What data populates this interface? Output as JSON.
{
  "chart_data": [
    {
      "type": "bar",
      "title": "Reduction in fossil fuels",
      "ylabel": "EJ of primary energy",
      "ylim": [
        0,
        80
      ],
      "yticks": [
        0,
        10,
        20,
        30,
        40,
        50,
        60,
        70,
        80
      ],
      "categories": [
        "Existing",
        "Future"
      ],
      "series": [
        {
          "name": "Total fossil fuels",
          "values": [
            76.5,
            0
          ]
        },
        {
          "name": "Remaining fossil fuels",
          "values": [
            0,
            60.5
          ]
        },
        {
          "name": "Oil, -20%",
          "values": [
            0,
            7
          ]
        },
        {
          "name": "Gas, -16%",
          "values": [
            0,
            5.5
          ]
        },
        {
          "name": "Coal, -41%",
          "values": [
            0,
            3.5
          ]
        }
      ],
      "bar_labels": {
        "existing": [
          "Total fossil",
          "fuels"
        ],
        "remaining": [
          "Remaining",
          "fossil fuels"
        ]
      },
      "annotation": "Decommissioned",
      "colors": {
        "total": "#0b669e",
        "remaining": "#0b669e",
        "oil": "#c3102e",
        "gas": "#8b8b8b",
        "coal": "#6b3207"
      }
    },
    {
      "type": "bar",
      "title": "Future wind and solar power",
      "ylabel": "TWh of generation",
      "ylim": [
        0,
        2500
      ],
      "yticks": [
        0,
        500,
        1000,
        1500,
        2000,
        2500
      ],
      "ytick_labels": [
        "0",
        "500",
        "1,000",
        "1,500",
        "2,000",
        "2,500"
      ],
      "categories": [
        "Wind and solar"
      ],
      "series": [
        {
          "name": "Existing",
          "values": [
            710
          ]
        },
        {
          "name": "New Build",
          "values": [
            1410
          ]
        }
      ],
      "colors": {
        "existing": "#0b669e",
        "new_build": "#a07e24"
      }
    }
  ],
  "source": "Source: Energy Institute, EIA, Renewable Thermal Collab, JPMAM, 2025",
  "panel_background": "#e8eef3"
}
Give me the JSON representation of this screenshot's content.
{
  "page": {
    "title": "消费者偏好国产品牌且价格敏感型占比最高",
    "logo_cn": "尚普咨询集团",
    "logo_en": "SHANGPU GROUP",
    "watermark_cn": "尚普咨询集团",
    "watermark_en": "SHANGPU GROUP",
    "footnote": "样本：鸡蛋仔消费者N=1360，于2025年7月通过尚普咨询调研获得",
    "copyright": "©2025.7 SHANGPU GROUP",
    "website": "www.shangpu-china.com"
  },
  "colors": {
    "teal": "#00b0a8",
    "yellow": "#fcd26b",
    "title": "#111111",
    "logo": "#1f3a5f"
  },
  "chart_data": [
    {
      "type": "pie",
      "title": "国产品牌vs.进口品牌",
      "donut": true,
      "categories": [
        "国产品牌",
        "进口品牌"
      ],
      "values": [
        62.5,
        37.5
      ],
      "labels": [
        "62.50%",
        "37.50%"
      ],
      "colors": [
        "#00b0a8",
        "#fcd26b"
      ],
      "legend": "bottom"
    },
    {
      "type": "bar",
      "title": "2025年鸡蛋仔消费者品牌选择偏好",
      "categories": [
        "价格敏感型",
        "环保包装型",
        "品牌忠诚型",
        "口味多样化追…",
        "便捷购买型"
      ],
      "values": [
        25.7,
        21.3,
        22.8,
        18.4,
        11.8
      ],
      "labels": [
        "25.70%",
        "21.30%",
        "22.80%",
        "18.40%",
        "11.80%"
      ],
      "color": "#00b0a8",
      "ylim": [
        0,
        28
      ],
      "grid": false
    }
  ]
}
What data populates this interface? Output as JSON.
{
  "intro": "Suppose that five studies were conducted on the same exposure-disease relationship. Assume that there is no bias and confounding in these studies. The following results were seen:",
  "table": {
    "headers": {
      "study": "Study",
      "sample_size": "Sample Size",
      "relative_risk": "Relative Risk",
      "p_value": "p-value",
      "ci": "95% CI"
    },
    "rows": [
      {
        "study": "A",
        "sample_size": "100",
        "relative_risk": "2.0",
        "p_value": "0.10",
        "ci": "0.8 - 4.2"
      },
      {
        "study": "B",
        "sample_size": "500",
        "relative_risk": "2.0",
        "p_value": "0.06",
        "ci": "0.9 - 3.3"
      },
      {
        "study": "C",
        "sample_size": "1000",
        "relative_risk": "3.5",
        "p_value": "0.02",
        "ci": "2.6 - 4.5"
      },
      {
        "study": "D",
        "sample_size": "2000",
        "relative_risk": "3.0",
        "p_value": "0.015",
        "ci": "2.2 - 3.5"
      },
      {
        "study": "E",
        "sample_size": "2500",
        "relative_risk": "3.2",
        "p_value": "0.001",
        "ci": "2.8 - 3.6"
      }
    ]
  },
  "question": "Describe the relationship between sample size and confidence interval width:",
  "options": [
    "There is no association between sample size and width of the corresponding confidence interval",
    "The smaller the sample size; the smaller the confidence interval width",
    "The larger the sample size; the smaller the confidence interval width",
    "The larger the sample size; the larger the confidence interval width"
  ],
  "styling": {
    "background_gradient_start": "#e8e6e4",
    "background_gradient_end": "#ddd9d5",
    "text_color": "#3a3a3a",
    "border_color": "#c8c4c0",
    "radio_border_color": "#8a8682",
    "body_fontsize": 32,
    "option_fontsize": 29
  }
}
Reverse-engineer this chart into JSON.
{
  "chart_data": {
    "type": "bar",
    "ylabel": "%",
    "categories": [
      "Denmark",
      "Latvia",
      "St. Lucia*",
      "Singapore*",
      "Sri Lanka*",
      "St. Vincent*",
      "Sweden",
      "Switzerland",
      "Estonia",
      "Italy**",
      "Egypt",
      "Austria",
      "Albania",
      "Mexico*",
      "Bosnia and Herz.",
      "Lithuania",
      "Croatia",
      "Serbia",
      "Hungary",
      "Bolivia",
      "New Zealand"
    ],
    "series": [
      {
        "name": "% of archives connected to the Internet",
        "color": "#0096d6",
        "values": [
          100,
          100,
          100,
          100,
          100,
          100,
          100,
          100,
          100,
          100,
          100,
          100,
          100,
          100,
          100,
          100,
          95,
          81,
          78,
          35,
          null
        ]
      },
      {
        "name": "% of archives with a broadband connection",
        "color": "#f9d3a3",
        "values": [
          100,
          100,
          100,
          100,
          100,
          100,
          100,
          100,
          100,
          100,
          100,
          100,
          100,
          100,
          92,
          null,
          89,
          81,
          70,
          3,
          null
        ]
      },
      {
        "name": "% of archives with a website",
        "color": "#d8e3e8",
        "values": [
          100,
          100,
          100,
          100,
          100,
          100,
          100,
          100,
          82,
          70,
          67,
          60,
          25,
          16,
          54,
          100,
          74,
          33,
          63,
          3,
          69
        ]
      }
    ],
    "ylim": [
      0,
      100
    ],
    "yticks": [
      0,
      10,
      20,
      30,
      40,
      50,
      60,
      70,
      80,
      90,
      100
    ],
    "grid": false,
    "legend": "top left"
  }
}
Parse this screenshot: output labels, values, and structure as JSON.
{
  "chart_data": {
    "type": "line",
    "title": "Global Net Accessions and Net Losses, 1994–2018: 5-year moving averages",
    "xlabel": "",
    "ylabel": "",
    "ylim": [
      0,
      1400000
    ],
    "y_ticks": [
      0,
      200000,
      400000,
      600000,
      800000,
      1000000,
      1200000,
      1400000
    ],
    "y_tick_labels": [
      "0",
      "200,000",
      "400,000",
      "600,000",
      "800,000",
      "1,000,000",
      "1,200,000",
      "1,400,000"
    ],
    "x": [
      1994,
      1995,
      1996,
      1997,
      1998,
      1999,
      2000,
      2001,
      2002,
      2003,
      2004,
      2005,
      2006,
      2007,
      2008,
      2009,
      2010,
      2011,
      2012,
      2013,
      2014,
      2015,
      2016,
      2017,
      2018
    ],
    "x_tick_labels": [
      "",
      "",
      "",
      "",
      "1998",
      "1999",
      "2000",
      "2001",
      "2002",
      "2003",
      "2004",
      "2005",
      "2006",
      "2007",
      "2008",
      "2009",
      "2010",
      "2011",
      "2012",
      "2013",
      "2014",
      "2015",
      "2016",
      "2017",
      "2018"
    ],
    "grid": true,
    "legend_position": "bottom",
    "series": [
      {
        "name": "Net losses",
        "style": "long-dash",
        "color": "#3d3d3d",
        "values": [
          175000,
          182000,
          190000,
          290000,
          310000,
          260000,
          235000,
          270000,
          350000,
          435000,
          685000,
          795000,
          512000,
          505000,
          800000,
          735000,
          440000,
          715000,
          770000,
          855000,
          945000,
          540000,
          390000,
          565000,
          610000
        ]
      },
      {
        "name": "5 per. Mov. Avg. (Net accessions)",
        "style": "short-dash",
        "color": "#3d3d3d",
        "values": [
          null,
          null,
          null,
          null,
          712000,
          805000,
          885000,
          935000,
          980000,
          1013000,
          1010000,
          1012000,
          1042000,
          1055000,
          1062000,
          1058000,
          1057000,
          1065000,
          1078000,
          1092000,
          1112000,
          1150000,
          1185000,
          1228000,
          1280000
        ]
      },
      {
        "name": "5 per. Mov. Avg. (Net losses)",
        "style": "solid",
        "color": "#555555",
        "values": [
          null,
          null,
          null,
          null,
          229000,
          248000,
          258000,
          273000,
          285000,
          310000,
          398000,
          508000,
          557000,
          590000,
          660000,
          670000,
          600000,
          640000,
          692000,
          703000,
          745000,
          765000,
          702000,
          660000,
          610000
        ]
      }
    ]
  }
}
--
● TASK DESCRIPTION
Go through the listing above and list every line that has the word "ylabel".

● FULL OUTPUT
      "ylabel": "EJ of primary energy",
      "ylabel": "TWh of generation",
    "ylabel": "%",
    "ylabel": "",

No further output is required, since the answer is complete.